## Stated goal:
Write out the material again word for word, dropping any images it holds.

=======

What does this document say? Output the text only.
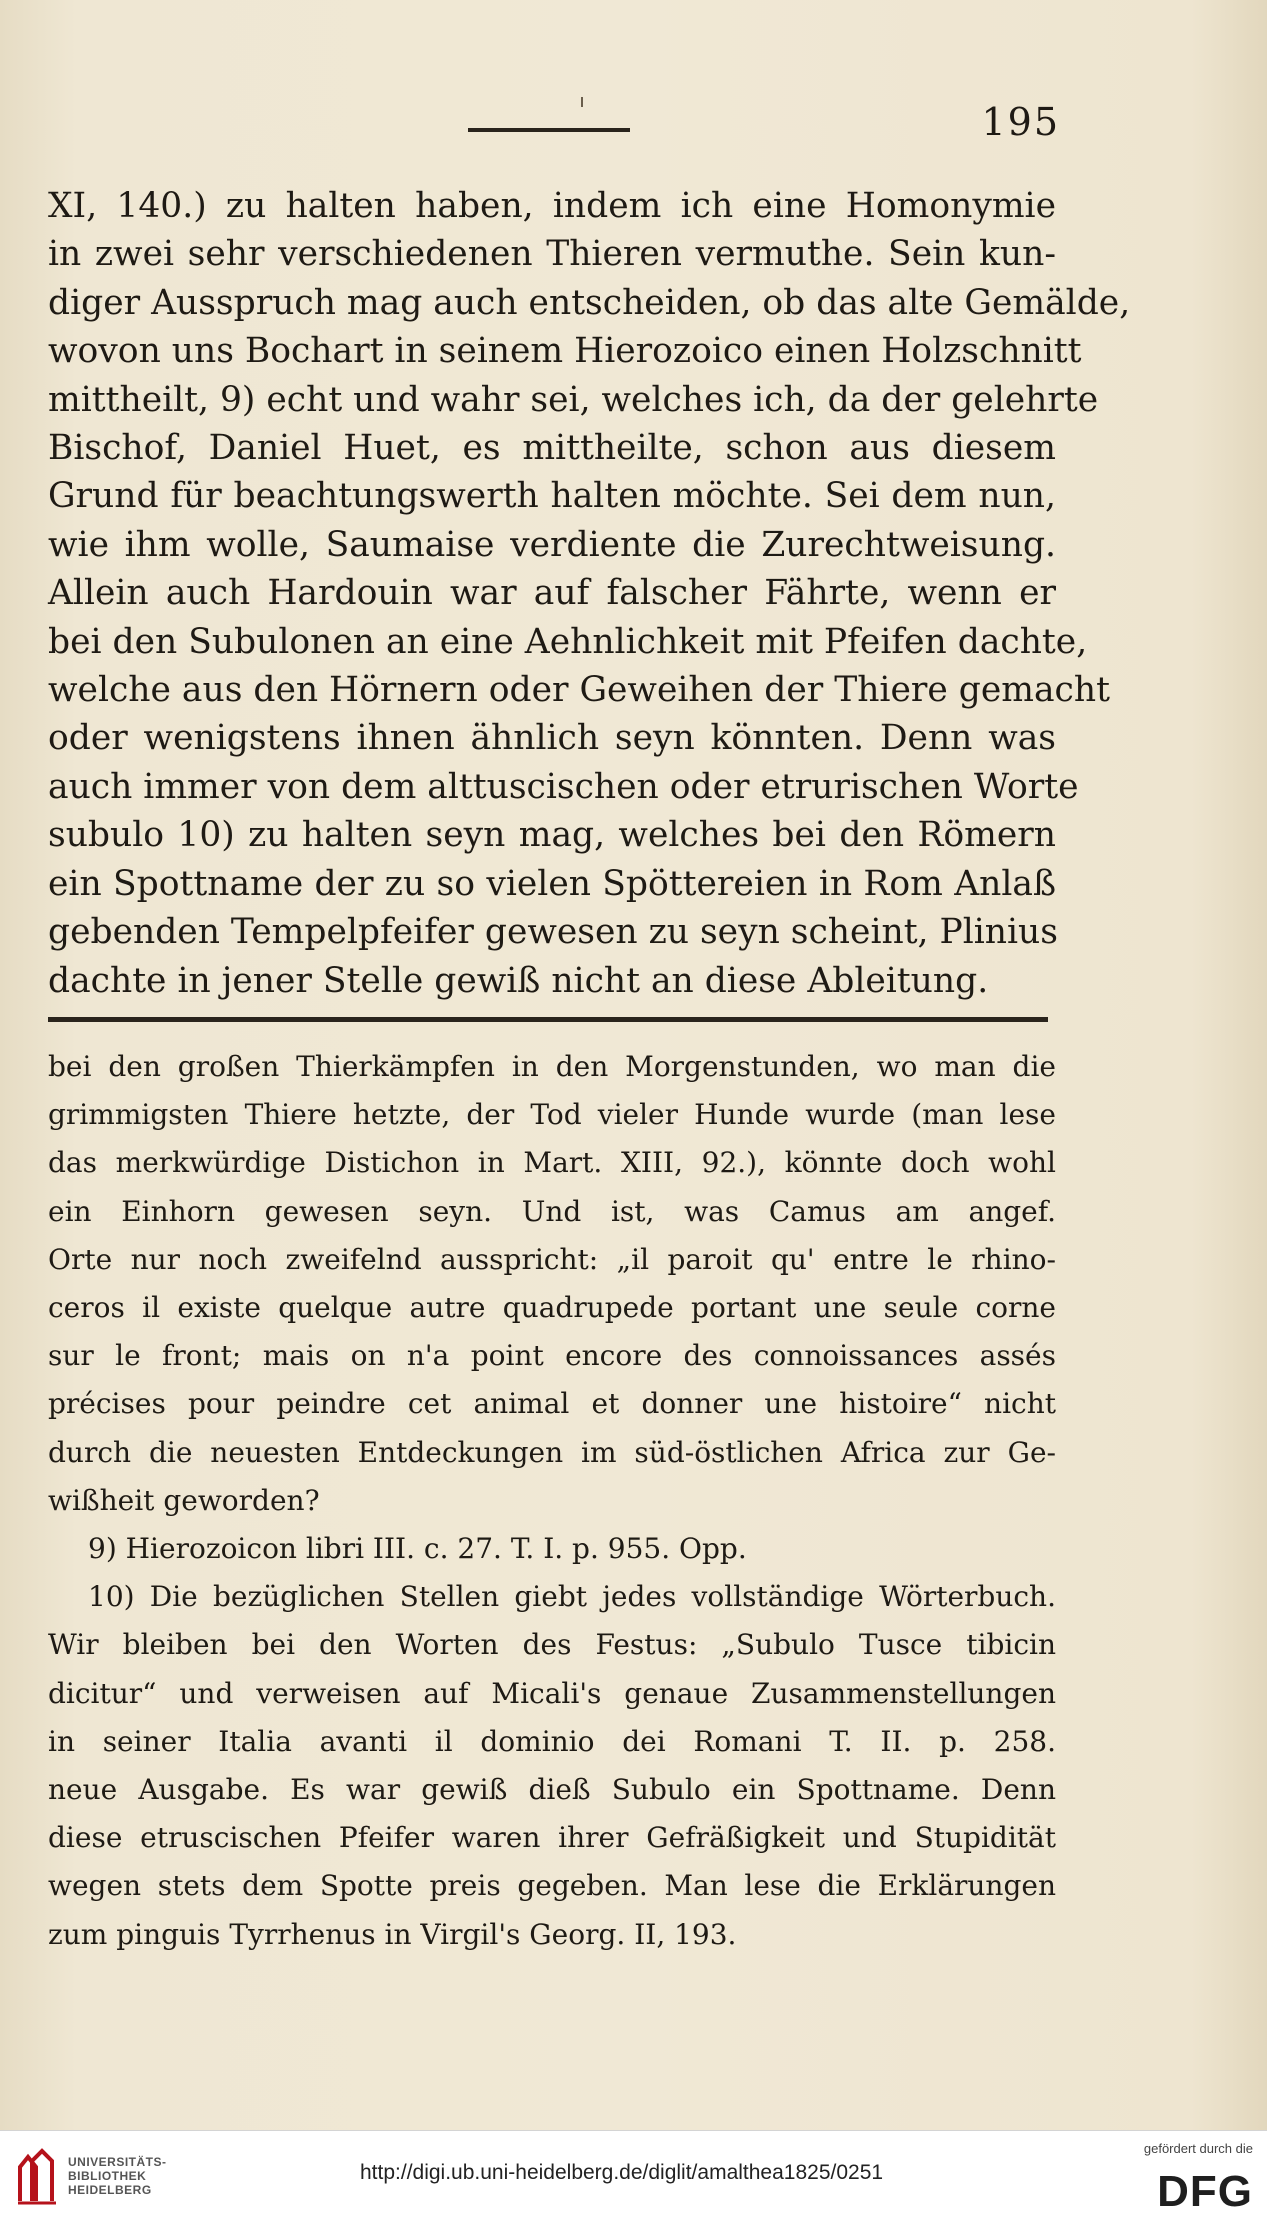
195
XI, 140.) zu halten haben, indem ich eine Homonymie
in zwei sehr verschiedenen Thieren vermuthe. Sein kun-
diger Ausspruch mag auch entscheiden, ob das alte Gemälde,
wovon uns Bochart in seinem Hierozoico einen Holzschnitt
mittheilt, 9) echt und wahr sei, welches ich, da der gelehrte
Bischof, Daniel Huet, es mittheilte, schon aus diesem
Grund für beachtungswerth halten möchte. Sei dem nun,
wie ihm wolle, Saumaise verdiente die Zurechtweisung.
Allein auch Hardouin war auf falscher Fährte, wenn er
bei den Subulonen an eine Aehnlichkeit mit Pfeifen dachte,
welche aus den Hörnern oder Geweihen der Thiere gemacht
oder wenigstens ihnen ähnlich seyn könnten. Denn was
auch immer von dem alttuscischen oder etrurischen Worte
subulo 10) zu halten seyn mag, welches bei den Römern
ein Spottname der zu so vielen Spöttereien in Rom Anlaß
gebenden Tempelpfeifer gewesen zu seyn scheint, Plinius
dachte in jener Stelle gewiß nicht an diese Ableitung.
bei den großen Thierkämpfen in den Morgenstunden, wo man die
grimmigsten Thiere hetzte, der Tod vieler Hunde wurde (man lese
das merkwürdige Distichon in Mart. XIII, 92.), könnte doch wohl
ein Einhorn gewesen seyn. Und ist, was Camus am angef.
Orte nur noch zweifelnd ausspricht: „il paroit qu' entre le rhino-
ceros il existe quelque autre quadrupede portant une seule corne
sur le front; mais on n'a point encore des connoissances assés
précises pour peindre cet animal et donner une histoire“ nicht
durch die neuesten Entdeckungen im süd-östlichen Africa zur Ge-
wißheit geworden?
9) Hierozoicon libri III. c. 27. T. I. p. 955. Opp.
10) Die bezüglichen Stellen giebt jedes vollständige Wörterbuch.
Wir bleiben bei den Worten des Festus: „Subulo Tusce tibicin
dicitur“ und verweisen auf Micali's genaue Zusammenstellungen
in seiner Italia avanti il dominio dei Romani T. II. p. 258.
neue Ausgabe. Es war gewiß dieß Subulo ein Spottname. Denn
diese etruscischen Pfeifer waren ihrer Gefräßigkeit und Stupidität
wegen stets dem Spotte preis gegeben. Man lese die Erklärungen
zum pinguis Tyrrhenus in Virgil's Georg. II, 193.
UNIVERSITÄTS-
BIBLIOTHEK
HEIDELBERG
http://digi.ub.uni-heidelberg.de/diglit/amalthea1825/0251
gefördert durch die
DFG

=======

## Result of the exercise:
What does this document say? Output the text only.
195
XI, 140.) zu halten haben, indem ich eine Homonymie
in zwei sehr verschiedenen Thieren vermuthe. Sein kun-
diger Ausspruch mag auch entscheiden, ob das alte Gemälde,
wovon uns Bochart in seinem Hierozoico einen Holzschnitt
mittheilt, 9) echt und wahr sei, welches ich, da der gelehrte
Bischof, Daniel Huet, es mittheilte, schon aus diesem
Grund für beachtungswerth halten möchte. Sei dem nun,
wie ihm wolle, Saumaise verdiente die Zurechtweisung.
Allein auch Hardouin war auf falscher Fährte, wenn er
bei den Subulonen an eine Aehnlichkeit mit Pfeifen dachte,
welche aus den Hörnern oder Geweihen der Thiere gemacht
oder wenigstens ihnen ähnlich seyn könnten. Denn was
auch immer von dem alttuscischen oder etrurischen Worte
subulo 10) zu halten seyn mag, welches bei den Römern
ein Spottname der zu so vielen Spöttereien in Rom Anlaß
gebenden Tempelpfeifer gewesen zu seyn scheint, Plinius
dachte in jener Stelle gewiß nicht an diese Ableitung.
bei den großen Thierkämpfen in den Morgenstunden, wo man die
grimmigsten Thiere hetzte, der Tod vieler Hunde wurde (man lese
das merkwürdige Distichon in Mart. XIII, 92.), könnte doch wohl
ein Einhorn gewesen seyn. Und ist, was Camus am angef.
Orte nur noch zweifelnd ausspricht: „il paroit qu' entre le rhino-
ceros il existe quelque autre quadrupede portant une seule corne
sur le front; mais on n'a point encore des connoissances assés
précises pour peindre cet animal et donner une histoire“ nicht
durch die neuesten Entdeckungen im süd-östlichen Africa zur Ge-
wißheit geworden?
9) Hierozoicon libri III. c. 27. T. I. p. 955. Opp.
10) Die bezüglichen Stellen giebt jedes vollständige Wörterbuch.
Wir bleiben bei den Worten des Festus: „Subulo Tusce tibicin
dicitur“ und verweisen auf Micali's genaue Zusammenstellungen
in seiner Italia avanti il dominio dei Romani T. II. p. 258.
neue Ausgabe. Es war gewiß dieß Subulo ein Spottname. Denn
diese etruscischen Pfeifer waren ihrer Gefräßigkeit und Stupidität
wegen stets dem Spotte preis gegeben. Man lese die Erklärungen
zum pinguis Tyrrhenus in Virgil's Georg. II, 193.
UNIVERSITÄTS-
BIBLIOTHEK
HEIDELBERG
http://digi.ub.uni-heidelberg.de/diglit/amalthea1825/0251
gefördert durch die
DFG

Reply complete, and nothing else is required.